§ **Exercise**: Say how many lines of the listing below contain "label", giving the number and nothing else.
--- START OF Given records ---
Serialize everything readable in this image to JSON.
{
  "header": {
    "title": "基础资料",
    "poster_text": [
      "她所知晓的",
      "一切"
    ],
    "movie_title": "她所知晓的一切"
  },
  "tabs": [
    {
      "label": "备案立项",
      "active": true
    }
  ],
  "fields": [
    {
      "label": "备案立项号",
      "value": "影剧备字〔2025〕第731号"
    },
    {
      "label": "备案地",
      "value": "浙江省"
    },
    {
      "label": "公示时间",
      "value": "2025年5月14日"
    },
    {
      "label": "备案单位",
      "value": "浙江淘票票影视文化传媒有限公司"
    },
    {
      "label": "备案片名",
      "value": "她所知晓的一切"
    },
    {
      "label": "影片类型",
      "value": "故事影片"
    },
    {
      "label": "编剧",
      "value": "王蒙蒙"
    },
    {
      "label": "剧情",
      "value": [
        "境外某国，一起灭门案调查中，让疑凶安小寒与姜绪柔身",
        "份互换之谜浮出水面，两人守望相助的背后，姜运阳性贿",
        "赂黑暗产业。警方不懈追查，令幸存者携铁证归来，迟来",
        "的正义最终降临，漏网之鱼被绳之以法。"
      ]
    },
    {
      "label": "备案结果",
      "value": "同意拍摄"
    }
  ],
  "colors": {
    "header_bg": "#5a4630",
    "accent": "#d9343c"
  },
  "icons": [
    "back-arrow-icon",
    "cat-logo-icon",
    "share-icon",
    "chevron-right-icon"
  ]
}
--- END OF Given records ---
§ **Task output**: 10